### [SOURCE RECORDS]
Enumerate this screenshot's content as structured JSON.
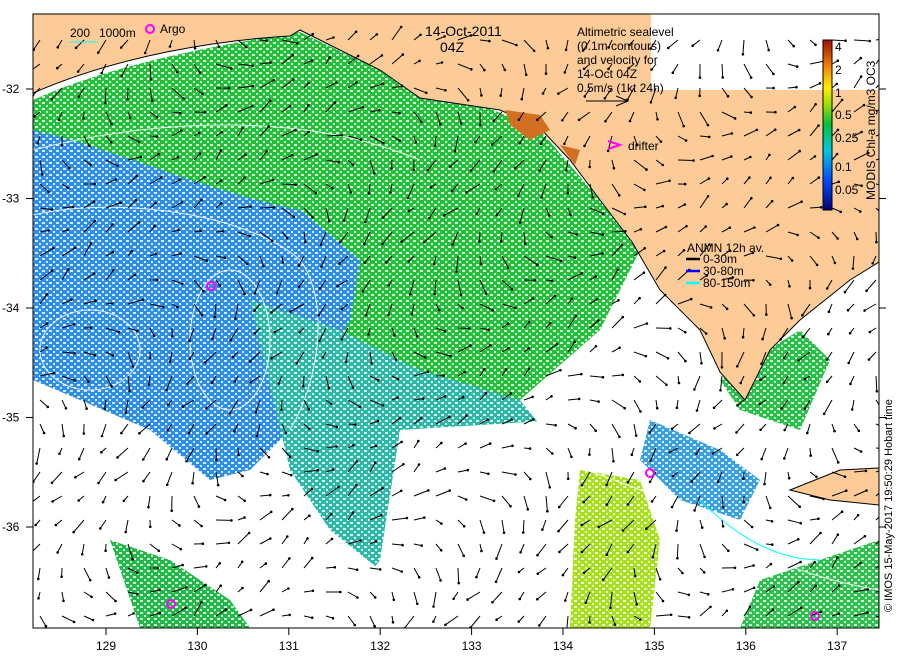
{
  "title": {
    "date": "14-Oct-2011",
    "time": "04Z"
  },
  "depth_legend": {
    "shallow": "200",
    "deep": "1000m",
    "argo_label": "Argo"
  },
  "velocity_legend": {
    "lines": [
      "Altimetric sealevel",
      "(0.1m contours)",
      "and velocity for",
      "14-Oct 04Z",
      "0.5m/s (1kt 24h)"
    ],
    "drifter_label": "drifter"
  },
  "anmn_legend": {
    "title": "ANMN 12h av.",
    "items": [
      {
        "label": "0-30m",
        "color": "#000000"
      },
      {
        "label": "30-80m",
        "color": "#0000ff"
      },
      {
        "label": "80-150m",
        "color": "#00ffff"
      }
    ]
  },
  "colorbar": {
    "label": "MODIS Chl-a mg/m3 OC3",
    "ticks": [
      "4",
      "2",
      "1",
      "0.5",
      "0.25",
      "0.1",
      "0.05"
    ]
  },
  "axes": {
    "x_ticks": [
      "129",
      "130",
      "131",
      "132",
      "133",
      "134",
      "135",
      "136",
      "137"
    ],
    "y_ticks": [
      "-32",
      "-33",
      "-34",
      "-35",
      "-36"
    ]
  },
  "credit": "© IMOS 15-May-2017 19:50:29 Hobart time",
  "colors": {
    "land": "#fdcb98",
    "ocean_green": "#22c43a",
    "ocean_blue": "#2f8fe6",
    "argo": "#ff00ff"
  }
}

### [PROBLEM DESCRIPTION]
Copy every line of the data word for word, omitting the images.

### [EXERCISE SOLUTION]
Enumerate this screenshot's content as structured JSON.
{
  "title": {
    "date": "14-Oct-2011",
    "time": "04Z"
  },
  "depth_legend": {
    "shallow": "200",
    "deep": "1000m",
    "argo_label": "Argo"
  },
  "velocity_legend": {
    "lines": [
      "Altimetric sealevel",
      "(0.1m contours)",
      "and velocity for",
      "14-Oct 04Z",
      "0.5m/s (1kt 24h)"
    ],
    "drifter_label": "drifter"
  },
  "anmn_legend": {
    "title": "ANMN 12h av.",
    "items": [
      {
        "label": "0-30m",
        "color": "#000000"
      },
      {
        "label": "30-80m",
        "color": "#0000ff"
      },
      {
        "label": "80-150m",
        "color": "#00ffff"
      }
    ]
  },
  "colorbar": {
    "label": "MODIS Chl-a mg/m3 OC3",
    "ticks": [
      "4",
      "2",
      "1",
      "0.5",
      "0.25",
      "0.1",
      "0.05"
    ]
  },
  "axes": {
    "x_ticks": [
      "129",
      "130",
      "131",
      "132",
      "133",
      "134",
      "135",
      "136",
      "137"
    ],
    "y_ticks": [
      "-32",
      "-33",
      "-34",
      "-35",
      "-36"
    ]
  },
  "credit": "© IMOS 15-May-2017 19:50:29 Hobart time",
  "colors": {
    "land": "#fdcb98",
    "ocean_green": "#22c43a",
    "ocean_blue": "#2f8fe6",
    "argo": "#ff00ff"
  }
}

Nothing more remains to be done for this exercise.